• TASK BRIEF: Leave the pictures out and reproduce, exactly, the lines from the one with "OCR this image." through the end of the entries below.

• MATERIAL FOR THE TASK:

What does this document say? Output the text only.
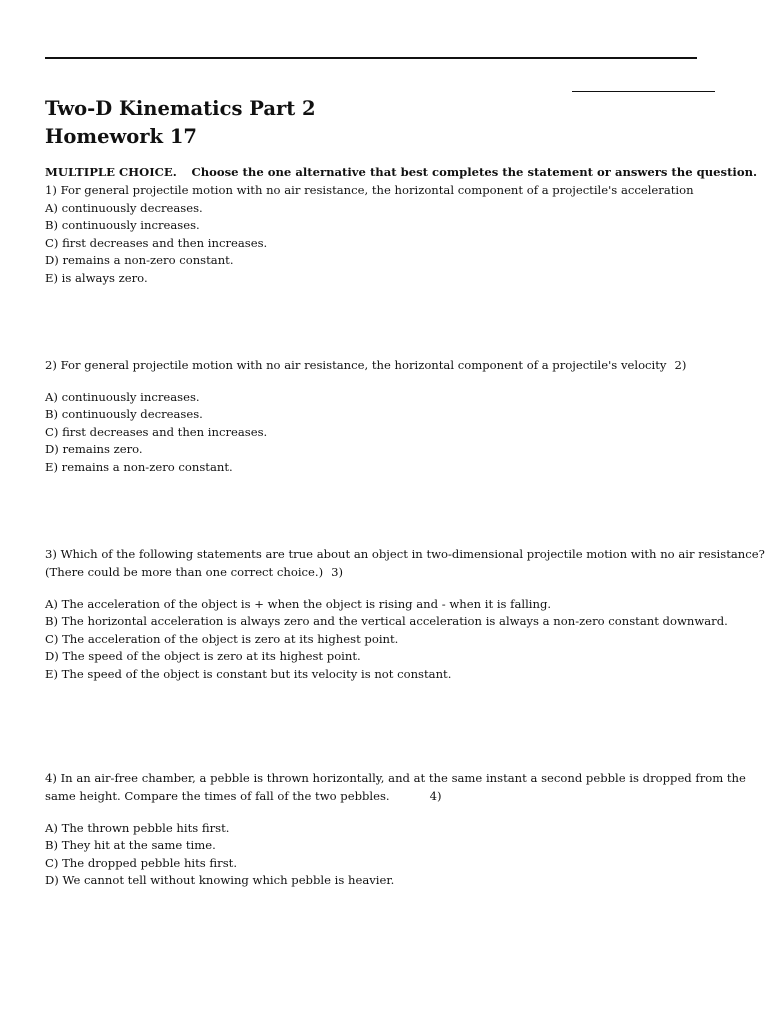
Two-D Kinematics Part 2
Homework 17
MULTIPLE CHOICE. Choose the one alternative that best completes the statement or answers the question.
1) For general projectile motion with no air resistance, the horizontal component of a projectile's acceleration
A) continuously decreases.
B) continuously increases.
C) first decreases and then increases.
D) remains a non-zero constant.
E) is always zero.
2) For general projectile motion with no air resistance, the horizontal component of a projectile's velocity 2)
A) continuously increases.
B) continuously decreases.
C) first decreases and then increases.
D) remains zero.
E) remains a non-zero constant.
3) Which of the following statements are true about an object in two-dimensional projectile motion with no air resistance?
(There could be more than one correct choice.) 3)
A) The acceleration of the object is + when the object is rising and - when it is falling.
B) The horizontal acceleration is always zero and the vertical acceleration is always a non-zero constant downward.
C) The acceleration of the object is zero at its highest point.
D) The speed of the object is zero at its highest point.
E) The speed of the object is constant but its velocity is not constant.
4) In an air-free chamber, a pebble is thrown horizontally, and at the same instant a second pebble is dropped from the
same height. Compare the times of fall of the two pebbles.	4)
A) The thrown pebble hits first.
B) They hit at the same time.
C) The dropped pebble hits first.
D) We cannot tell without knowing which pebble is heavier.
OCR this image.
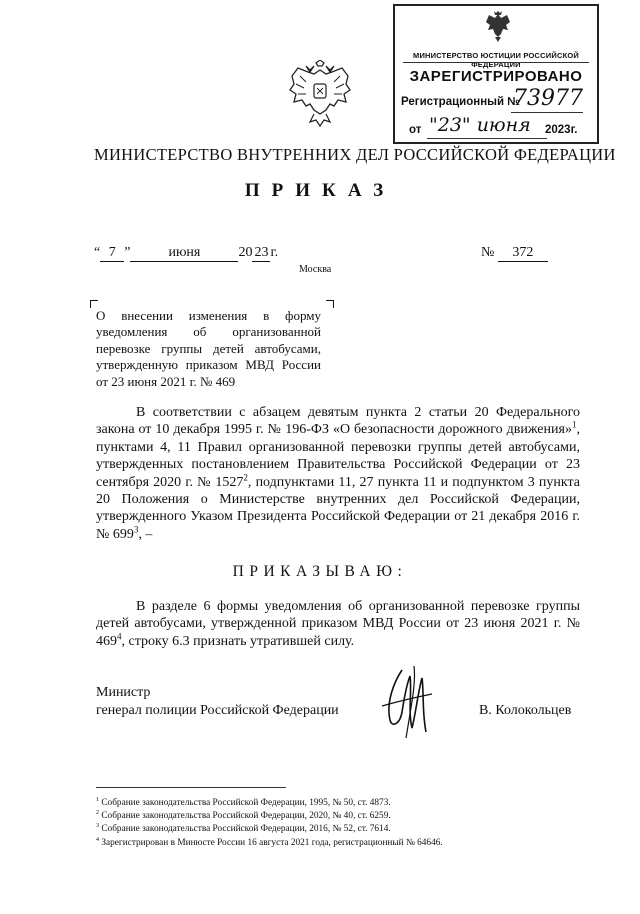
МИНИСТЕРСТВО ЮСТИЦИИ РОССИЙСКОЙ ФЕДЕРАЦИИ
ЗАРЕГИСТРИРОВАНО
Регистрационный №
73977
от "23" июня 2023г.
МИНИСТЕРСТВО ВНУТРЕННИХ ДЕЛ РОССИЙСКОЙ ФЕДЕРАЦИИ
ПРИКАЗ
“ 7 ”	июня	20 23 г.	№ 372
Москва
О внесении изменения в форму уведомления об организованной перевозке группы детей автобусами, утвержденную приказом МВД России от 23 июня 2021 г. № 469
В соответствии с абзацем девятым пункта 2 статьи 20 Федерального закона от 10 декабря 1995 г. № 196-ФЗ «О безопасности дорожного движения»$^1$, пунктами 4, 11 Правил организованной перевозки группы детей автобусами, утвержденных постановлением Правительства Российской Федерации от 23 сентября 2020 г. № 1527$^2$, подпунктами 11, 27 пункта 11 и подпунктом 3 пункта 20 Положения о Министерстве внутренних дел Российской Федерации, утвержденного Указом Президента Российской Федерации от 21 декабря 2016 г. № $699^3$, –
ПРИКАЗЫВАЮ:
В разделе 6 формы уведомления об организованной перевозке группы детей автобусами, утвержденной приказом МВД России от 23 июня 2021 г. № $469^4$, строку 6.3 признать утратившей силу.
Министр
генерал полиции Российской Федерации	В. Колокольцев
$^1$ Собрание законодательства Российской Федерации, 1995, № 50, ст. 4873.
$^2$ Собрание законодательства Российской Федерации, 2020, № 40, ст. 6259.
$^3$ Собрание законодательства Российской Федерации, 2016, № 52, ст. 7614.
$^4$ Зарегистрирован в Минюсте России 16 августа 2021 года, регистрационный № 64646.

• RESPONSE TO THE EXERCISE:
OCR this image.
МИНИСТЕРСТВО ЮСТИЦИИ РОССИЙСКОЙ ФЕДЕРАЦИИ
ЗАРЕГИСТРИРОВАНО
Регистрационный №
73977
от "23" июня 2023г.
МИНИСТЕРСТВО ВНУТРЕННИХ ДЕЛ РОССИЙСКОЙ ФЕДЕРАЦИИ
ПРИКАЗ
“ 7 ”	июня	20 23 г.	№ 372
Москва
О внесении изменения в форму уведомления об организованной перевозке группы детей автобусами, утвержденную приказом МВД России от 23 июня 2021 г. № 469
В соответствии с абзацем девятым пункта 2 статьи 20 Федерального закона от 10 декабря 1995 г. № 196-ФЗ «О безопасности дорожного движения»$^1$, пунктами 4, 11 Правил организованной перевозки группы детей автобусами, утвержденных постановлением Правительства Российской Федерации от 23 сентября 2020 г. № 1527$^2$, подпунктами 11, 27 пункта 11 и подпунктом 3 пункта 20 Положения о Министерстве внутренних дел Российской Федерации, утвержденного Указом Президента Российской Федерации от 21 декабря 2016 г. № $699^3$, –
ПРИКАЗЫВАЮ:
В разделе 6 формы уведомления об организованной перевозке группы детей автобусами, утвержденной приказом МВД России от 23 июня 2021 г. № $469^4$, строку 6.3 признать утратившей силу.
Министр
генерал полиции Российской Федерации	В. Колокольцев
$^1$ Собрание законодательства Российской Федерации, 1995, № 50, ст. 4873.
$^2$ Собрание законодательства Российской Федерации, 2020, № 40, ст. 6259.
$^3$ Собрание законодательства Российской Федерации, 2016, № 52, ст. 7614.
$^4$ Зарегистрирован в Минюсте России 16 августа 2021 года, регистрационный № 64646.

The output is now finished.